Task: Below are records. Find each line in them that holds the word "wird" and copy it.

Data for processing:
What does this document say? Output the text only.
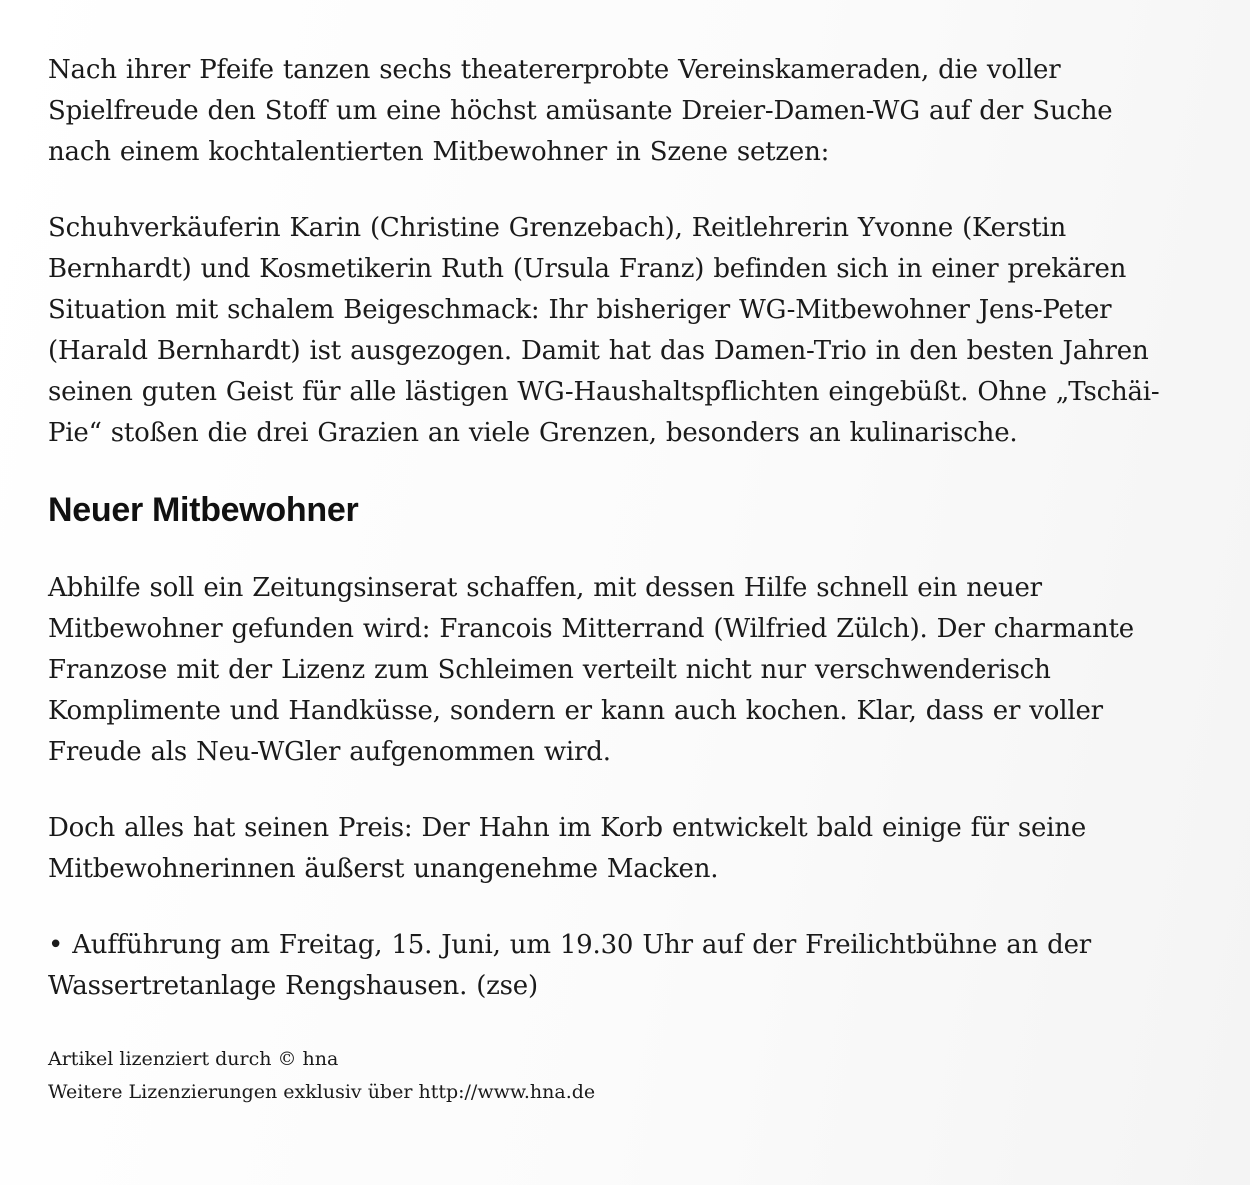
Nach ihrer Pfeife tanzen sechs theatererprobte Vereinskameraden, die voller
Spielfreude den Stoff um eine höchst amüsante Dreier-Damen-WG auf der Suche
nach einem kochtalentierten Mitbewohner in Szene setzen:

Schuhverkäuferin Karin (Christine Grenzebach), Reitlehrerin Yvonne (Kerstin
Bernhardt) und Kosmetikerin Ruth (Ursula Franz) befinden sich in einer prekären
Situation mit schalem Beigeschmack: Ihr bisheriger WG-Mitbewohner Jens-Peter
(Harald Bernhardt) ist ausgezogen. Damit hat das Damen-Trio in den besten Jahren
seinen guten Geist für alle lästigen WG-Haushaltspflichten eingebüßt. Ohne „Tschäi-
Pie“ stoßen die drei Grazien an viele Grenzen, besonders an kulinarische.

Neuer Mitbewohner

Abhilfe soll ein Zeitungsinserat schaffen, mit dessen Hilfe schnell ein neuer
Mitbewohner gefunden wird: Francois Mitterrand (Wilfried Zülch). Der charmante
Franzose mit der Lizenz zum Schleimen verteilt nicht nur verschwenderisch
Komplimente und Handküsse, sondern er kann auch kochen. Klar, dass er voller
Freude als Neu-WGler aufgenommen wird.

Doch alles hat seinen Preis: Der Hahn im Korb entwickelt bald einige für seine
Mitbewohnerinnen äußerst unangenehme Macken.

• Aufführung am Freitag, 15. Juni, um 19.30 Uhr auf der Freilichtbühne an der
Wassertretanlage Rengshausen. (zse)

Artikel lizenziert durch © hna
Weitere Lizenzierungen exklusiv über http://www.hna.de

Exercise response:
Mitbewohner gefunden wird: Francois Mitterrand (Wilfried Zülch). Der charmante
Freude als Neu-WGler aufgenommen wird.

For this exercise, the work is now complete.